What you have to do: Comb through the entries for "písmo" and pull out each line that holds it.

[Begin Dataset records]

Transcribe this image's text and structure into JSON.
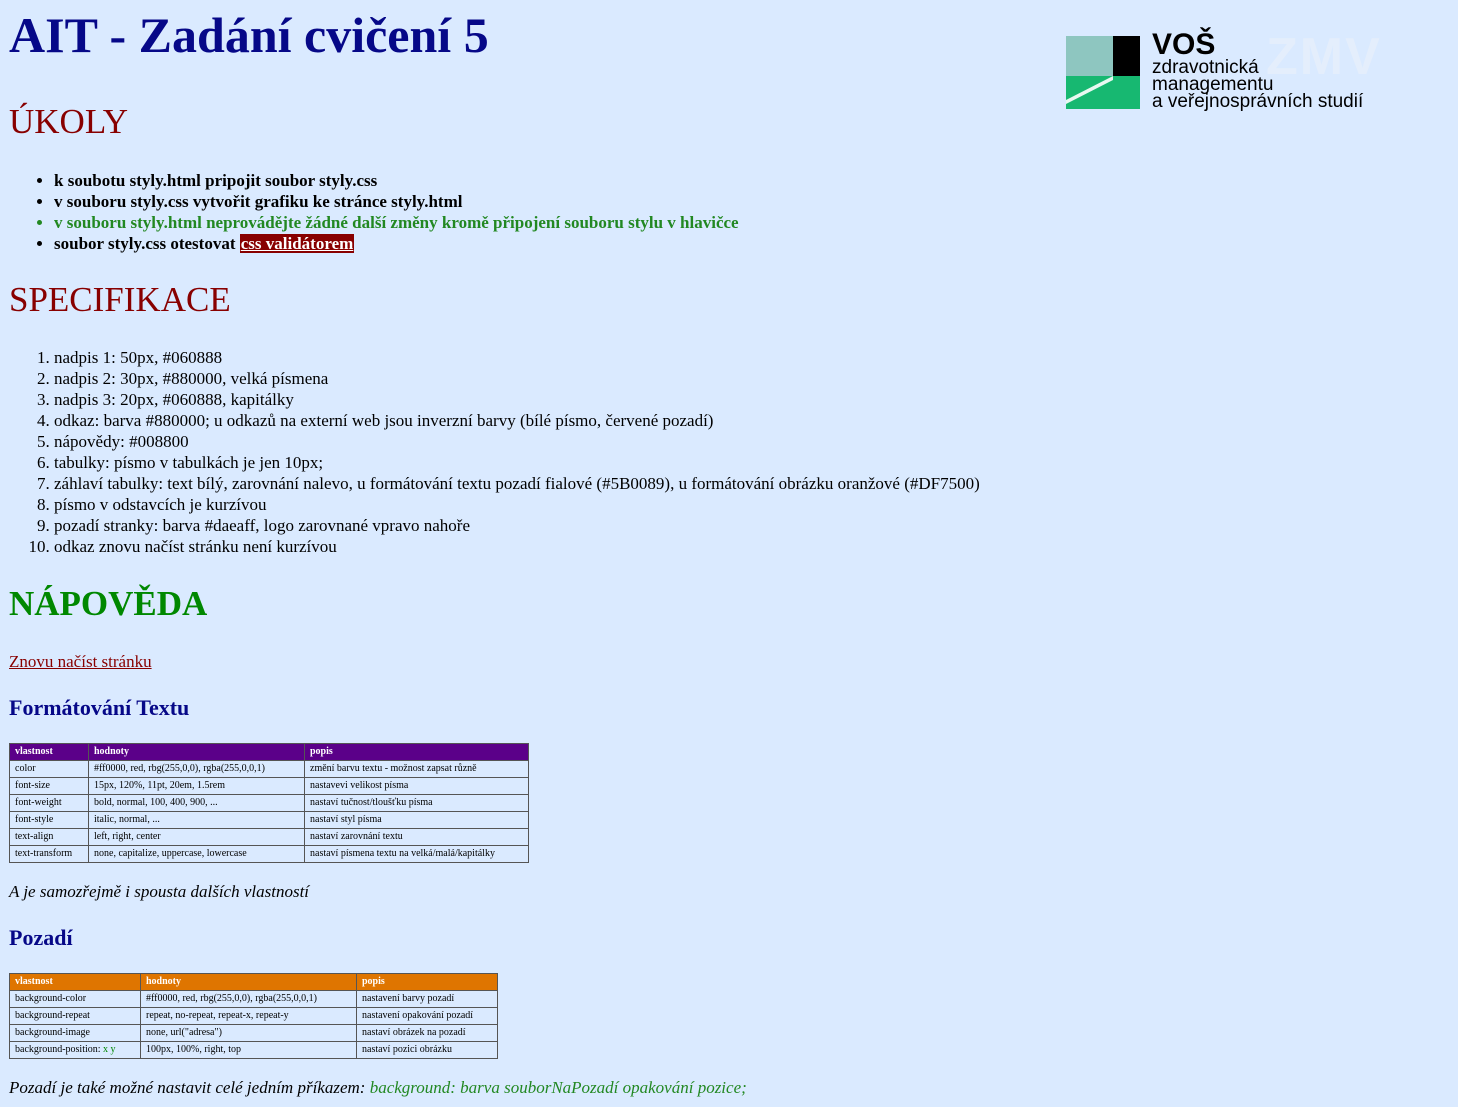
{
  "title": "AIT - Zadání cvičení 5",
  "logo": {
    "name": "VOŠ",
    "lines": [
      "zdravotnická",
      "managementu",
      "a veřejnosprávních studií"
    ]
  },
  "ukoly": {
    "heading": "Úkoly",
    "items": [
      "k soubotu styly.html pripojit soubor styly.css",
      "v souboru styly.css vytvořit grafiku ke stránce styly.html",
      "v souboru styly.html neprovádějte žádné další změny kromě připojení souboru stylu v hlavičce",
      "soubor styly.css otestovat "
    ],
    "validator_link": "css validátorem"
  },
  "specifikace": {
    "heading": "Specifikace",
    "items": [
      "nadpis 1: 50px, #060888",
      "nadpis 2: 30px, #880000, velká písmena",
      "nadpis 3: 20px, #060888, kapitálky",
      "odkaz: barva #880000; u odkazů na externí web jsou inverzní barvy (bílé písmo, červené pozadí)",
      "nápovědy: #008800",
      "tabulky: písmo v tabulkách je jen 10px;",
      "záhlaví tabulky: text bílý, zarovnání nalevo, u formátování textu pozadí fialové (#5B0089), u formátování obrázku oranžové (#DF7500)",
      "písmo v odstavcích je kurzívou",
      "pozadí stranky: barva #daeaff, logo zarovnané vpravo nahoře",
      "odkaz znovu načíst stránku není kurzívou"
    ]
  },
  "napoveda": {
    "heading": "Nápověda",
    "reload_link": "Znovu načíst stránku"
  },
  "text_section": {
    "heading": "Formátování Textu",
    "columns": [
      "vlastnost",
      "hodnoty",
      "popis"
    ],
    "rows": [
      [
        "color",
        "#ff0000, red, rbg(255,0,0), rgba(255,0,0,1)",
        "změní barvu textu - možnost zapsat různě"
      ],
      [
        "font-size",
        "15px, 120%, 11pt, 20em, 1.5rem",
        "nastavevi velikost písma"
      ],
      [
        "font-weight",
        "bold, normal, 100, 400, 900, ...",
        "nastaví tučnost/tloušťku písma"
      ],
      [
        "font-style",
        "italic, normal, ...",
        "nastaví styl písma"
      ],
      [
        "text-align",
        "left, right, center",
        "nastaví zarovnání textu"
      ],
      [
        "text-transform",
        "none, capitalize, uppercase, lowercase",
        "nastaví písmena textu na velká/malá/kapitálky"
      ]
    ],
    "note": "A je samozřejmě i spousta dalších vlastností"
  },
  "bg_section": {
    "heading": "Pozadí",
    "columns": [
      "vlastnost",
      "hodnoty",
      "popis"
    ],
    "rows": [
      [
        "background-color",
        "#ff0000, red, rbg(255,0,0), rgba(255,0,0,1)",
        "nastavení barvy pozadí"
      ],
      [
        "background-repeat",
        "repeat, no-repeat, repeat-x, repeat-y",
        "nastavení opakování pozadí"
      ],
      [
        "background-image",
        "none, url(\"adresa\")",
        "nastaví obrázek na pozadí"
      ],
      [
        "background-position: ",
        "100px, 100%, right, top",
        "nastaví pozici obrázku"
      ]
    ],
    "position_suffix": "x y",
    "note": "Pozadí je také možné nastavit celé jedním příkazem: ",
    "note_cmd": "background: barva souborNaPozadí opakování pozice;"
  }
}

[End Dataset records]

Complete answer:
      "odkaz: barva #880000; u odkazů na externí web jsou inverzní barvy (bílé písmo, červené pozadí)",
      "tabulky: písmo v tabulkách je jen 10px;",
      "písmo v odstavcích je kurzívou",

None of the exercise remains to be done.